>> BEGIN Input rows

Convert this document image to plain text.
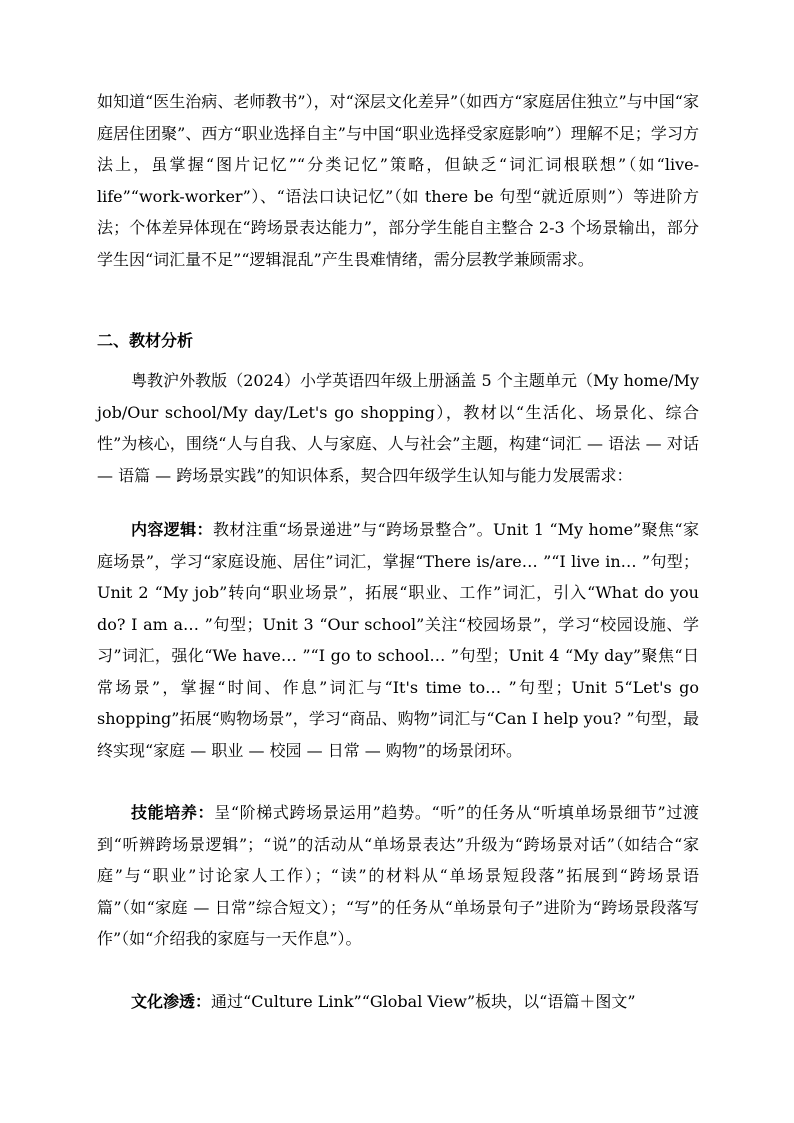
如知道“医生治病、老师教书”），对“深层文化差异”（如西方“家庭居住独立”与中国“家庭居住团聚”、西方“职业选择自主”与中国“职业选择受家庭影响”）理解不足；学习方法上，虽掌握“图片记忆”“分类记忆”策略，但缺乏“词汇词根联想”（如“live-life”“work-worker”）、“语法口诀记忆”（如 there be 句型“就近原则”）等进阶方法；个体差异体现在“跨场景表达能力”，部分学生能自主整合 2-3 个场景输出，部分学生因“词汇量不足”“逻辑混乱”产生畏难情绪，需分层教学兼顾需求。

二、教材分析

粤教沪外教版（2024）小学英语四年级上册涵盖 5 个主题单元（My home/My job/Our school/My day/Let's go shopping），教材以“生活化、场景化、综合性”为核心，围绕“人与自我、人与家庭、人与社会”主题，构建“词汇 — 语法 — 对话 — 语篇 — 跨场景实践”的知识体系，契合四年级学生认知与能力发展需求：

内容逻辑：教材注重“场景递进”与“跨场景整合”。Unit 1 “My home”聚焦“家庭场景”，学习“家庭设施、居住”词汇，掌握“There is/are… ”“I live in… ”句型；Unit 2 “My job”转向“职业场景”，拓展“职业、工作”词汇，引入“What do you do? I am a… ”句型；Unit 3 “Our school”关注“校园场景”，学习“校园设施、学习”词汇，强化“We have… ”“I go to school… ”句型；Unit 4 “My day”聚焦“日常场景”，掌握“时间、作息”词汇与“It's time to… ”句型；Unit 5“Let's go shopping”拓展“购物场景”，学习“商品、购物”词汇与“Can I help you? ”句型，最终实现“家庭 — 职业 — 校园 — 日常 — 购物”的场景闭环。

技能培养：呈“阶梯式跨场景运用”趋势。“听”的任务从“听填单场景细节”过渡到“听辨跨场景逻辑”；“说”的活动从“单场景表达”升级为“跨场景对话”（如结合“家庭”与“职业”讨论家人工作）；“读”的材料从“单场景短段落”拓展到“跨场景语篇”（如“家庭 — 日常”综合短文）；“写”的任务从“单场景句子”进阶为“跨场景段落写作”（如“介绍我的家庭与一天作息”）。

文化渗透：通过“Culture Link”“Global View”板块，以“语篇＋图文”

>> END Input rows

Leave the pictures out, and transcribe each of the records exactly.

Convert this document image to plain text.
如知道“医生治病、老师教书”），对“深层文化差异”（如西方“家庭居住独立”与中国“家庭居住团聚”、西方“职业选择自主”与中国“职业选择受家庭影响”）理解不足；学习方法上，虽掌握“图片记忆”“分类记忆”策略，但缺乏“词汇词根联想”（如“live-life”“work-worker”）、“语法口诀记忆”（如 there be 句型“就近原则”）等进阶方法；个体差异体现在“跨场景表达能力”，部分学生能自主整合 2-3 个场景输出，部分学生因“词汇量不足”“逻辑混乱”产生畏难情绪，需分层教学兼顾需求。

二、教材分析

粤教沪外教版（2024）小学英语四年级上册涵盖 5 个主题单元（My home/My job/Our school/My day/Let's go shopping），教材以“生活化、场景化、综合性”为核心，围绕“人与自我、人与家庭、人与社会”主题，构建“词汇 — 语法 — 对话 — 语篇 — 跨场景实践”的知识体系，契合四年级学生认知与能力发展需求：

内容逻辑：教材注重“场景递进”与“跨场景整合”。Unit 1 “My home”聚焦“家庭场景”，学习“家庭设施、居住”词汇，掌握“There is/are… ”“I live in… ”句型；Unit 2 “My job”转向“职业场景”，拓展“职业、工作”词汇，引入“What do you do? I am a… ”句型；Unit 3 “Our school”关注“校园场景”，学习“校园设施、学习”词汇，强化“We have… ”“I go to school… ”句型；Unit 4 “My day”聚焦“日常场景”，掌握“时间、作息”词汇与“It's time to… ”句型；Unit 5“Let's go shopping”拓展“购物场景”，学习“商品、购物”词汇与“Can I help you? ”句型，最终实现“家庭 — 职业 — 校园 — 日常 — 购物”的场景闭环。

技能培养：呈“阶梯式跨场景运用”趋势。“听”的任务从“听填单场景细节”过渡到“听辨跨场景逻辑”；“说”的活动从“单场景表达”升级为“跨场景对话”（如结合“家庭”与“职业”讨论家人工作）；“读”的材料从“单场景短段落”拓展到“跨场景语篇”（如“家庭 — 日常”综合短文）；“写”的任务从“单场景句子”进阶为“跨场景段落写作”（如“介绍我的家庭与一天作息”）。

文化渗透：通过“Culture Link”“Global View”板块，以“语篇＋图文”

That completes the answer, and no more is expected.